> [TO DO]
Gather every line of the entries that includes the word "right".

> [Items from a figure collection]
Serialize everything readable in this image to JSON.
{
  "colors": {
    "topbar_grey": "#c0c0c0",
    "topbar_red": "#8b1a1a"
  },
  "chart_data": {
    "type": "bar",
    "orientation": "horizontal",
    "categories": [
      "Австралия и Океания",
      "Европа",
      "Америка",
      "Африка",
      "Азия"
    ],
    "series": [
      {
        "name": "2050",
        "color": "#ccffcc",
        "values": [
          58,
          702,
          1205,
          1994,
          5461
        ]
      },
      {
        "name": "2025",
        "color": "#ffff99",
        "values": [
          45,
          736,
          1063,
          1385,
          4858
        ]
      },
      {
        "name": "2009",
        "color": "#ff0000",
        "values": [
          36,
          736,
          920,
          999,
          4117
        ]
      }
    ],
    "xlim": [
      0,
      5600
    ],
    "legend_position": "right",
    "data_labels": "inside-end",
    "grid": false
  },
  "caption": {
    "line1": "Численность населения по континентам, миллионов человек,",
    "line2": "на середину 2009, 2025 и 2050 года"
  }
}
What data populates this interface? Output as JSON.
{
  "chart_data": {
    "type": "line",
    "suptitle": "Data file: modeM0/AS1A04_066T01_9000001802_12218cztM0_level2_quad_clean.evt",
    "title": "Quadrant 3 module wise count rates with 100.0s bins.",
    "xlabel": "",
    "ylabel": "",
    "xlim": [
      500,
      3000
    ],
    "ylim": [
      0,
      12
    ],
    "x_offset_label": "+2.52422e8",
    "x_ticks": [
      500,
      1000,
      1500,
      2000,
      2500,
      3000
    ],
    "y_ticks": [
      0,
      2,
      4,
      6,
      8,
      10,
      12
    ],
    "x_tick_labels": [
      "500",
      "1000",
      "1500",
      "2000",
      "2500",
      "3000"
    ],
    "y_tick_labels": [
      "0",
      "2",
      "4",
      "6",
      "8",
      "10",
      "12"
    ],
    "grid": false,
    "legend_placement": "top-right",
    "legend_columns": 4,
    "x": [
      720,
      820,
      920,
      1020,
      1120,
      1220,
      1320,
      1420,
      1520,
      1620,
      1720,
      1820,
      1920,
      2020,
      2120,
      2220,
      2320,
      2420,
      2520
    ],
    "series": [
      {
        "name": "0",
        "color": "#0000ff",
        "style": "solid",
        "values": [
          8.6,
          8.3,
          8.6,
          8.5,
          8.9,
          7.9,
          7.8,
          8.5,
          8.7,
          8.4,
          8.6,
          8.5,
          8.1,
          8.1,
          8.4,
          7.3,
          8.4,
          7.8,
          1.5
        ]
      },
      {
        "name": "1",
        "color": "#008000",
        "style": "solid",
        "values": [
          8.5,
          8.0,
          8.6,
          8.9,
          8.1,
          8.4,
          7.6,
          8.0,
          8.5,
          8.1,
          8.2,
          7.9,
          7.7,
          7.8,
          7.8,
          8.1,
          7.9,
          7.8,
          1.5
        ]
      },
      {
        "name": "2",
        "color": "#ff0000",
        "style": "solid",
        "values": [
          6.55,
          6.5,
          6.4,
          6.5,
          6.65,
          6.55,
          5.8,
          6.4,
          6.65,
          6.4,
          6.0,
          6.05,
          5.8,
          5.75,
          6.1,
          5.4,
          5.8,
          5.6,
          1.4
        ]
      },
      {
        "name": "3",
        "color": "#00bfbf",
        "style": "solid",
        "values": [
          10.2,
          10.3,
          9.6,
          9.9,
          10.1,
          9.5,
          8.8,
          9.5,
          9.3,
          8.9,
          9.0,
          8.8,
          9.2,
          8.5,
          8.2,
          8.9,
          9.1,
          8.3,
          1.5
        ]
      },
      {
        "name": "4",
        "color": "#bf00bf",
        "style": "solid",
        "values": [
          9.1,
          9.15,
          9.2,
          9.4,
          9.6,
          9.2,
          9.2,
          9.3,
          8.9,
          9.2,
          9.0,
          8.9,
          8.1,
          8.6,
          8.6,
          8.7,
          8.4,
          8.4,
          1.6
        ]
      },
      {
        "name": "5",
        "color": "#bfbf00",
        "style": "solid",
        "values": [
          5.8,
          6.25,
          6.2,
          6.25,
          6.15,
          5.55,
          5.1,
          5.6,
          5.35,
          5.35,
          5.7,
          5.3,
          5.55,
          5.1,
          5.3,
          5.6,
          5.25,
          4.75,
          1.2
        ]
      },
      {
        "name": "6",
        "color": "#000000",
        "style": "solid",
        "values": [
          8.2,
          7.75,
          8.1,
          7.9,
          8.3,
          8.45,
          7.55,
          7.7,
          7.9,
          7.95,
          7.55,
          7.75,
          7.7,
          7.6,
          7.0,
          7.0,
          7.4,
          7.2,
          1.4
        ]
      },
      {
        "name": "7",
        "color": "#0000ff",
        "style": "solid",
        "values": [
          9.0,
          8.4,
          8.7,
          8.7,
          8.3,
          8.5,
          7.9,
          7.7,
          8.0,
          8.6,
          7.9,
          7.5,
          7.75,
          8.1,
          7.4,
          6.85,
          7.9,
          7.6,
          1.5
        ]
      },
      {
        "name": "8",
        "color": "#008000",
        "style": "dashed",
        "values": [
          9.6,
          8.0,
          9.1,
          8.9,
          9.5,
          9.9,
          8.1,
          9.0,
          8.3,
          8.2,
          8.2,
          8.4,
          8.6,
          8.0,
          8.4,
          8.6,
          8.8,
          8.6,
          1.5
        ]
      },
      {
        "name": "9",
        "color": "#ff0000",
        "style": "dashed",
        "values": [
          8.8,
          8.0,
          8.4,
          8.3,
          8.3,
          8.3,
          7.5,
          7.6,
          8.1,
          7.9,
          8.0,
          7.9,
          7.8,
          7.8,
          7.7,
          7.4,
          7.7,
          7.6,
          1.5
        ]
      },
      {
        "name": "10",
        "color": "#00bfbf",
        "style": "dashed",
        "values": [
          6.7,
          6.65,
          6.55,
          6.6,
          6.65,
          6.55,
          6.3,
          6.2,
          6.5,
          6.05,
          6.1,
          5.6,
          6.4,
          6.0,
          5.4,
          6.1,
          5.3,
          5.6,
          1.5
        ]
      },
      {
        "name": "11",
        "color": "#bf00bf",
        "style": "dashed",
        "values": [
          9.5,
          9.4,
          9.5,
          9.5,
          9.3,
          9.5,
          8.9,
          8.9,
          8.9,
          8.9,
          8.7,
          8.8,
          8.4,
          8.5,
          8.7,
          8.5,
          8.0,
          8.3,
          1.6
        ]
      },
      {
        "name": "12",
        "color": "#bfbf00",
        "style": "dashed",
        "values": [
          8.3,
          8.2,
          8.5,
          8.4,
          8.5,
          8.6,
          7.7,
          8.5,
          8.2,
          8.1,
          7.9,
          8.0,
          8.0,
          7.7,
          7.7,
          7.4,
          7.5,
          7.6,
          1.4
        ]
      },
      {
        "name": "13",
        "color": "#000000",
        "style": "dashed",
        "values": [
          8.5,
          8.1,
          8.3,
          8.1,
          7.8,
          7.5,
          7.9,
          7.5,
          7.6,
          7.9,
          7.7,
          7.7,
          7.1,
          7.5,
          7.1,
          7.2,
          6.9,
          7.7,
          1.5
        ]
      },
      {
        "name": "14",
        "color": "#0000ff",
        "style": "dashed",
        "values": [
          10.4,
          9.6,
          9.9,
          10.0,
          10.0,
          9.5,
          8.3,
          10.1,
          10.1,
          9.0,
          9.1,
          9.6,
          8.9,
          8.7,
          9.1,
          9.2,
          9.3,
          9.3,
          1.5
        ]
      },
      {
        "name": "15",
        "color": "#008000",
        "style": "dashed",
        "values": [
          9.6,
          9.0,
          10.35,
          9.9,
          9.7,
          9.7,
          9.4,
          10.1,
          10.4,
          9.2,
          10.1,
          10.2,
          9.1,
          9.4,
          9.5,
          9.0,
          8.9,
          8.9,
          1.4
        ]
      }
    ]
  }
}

> [RESPONSE BELOW]
    "legend_position": "right",
    "legend_placement": "top-right",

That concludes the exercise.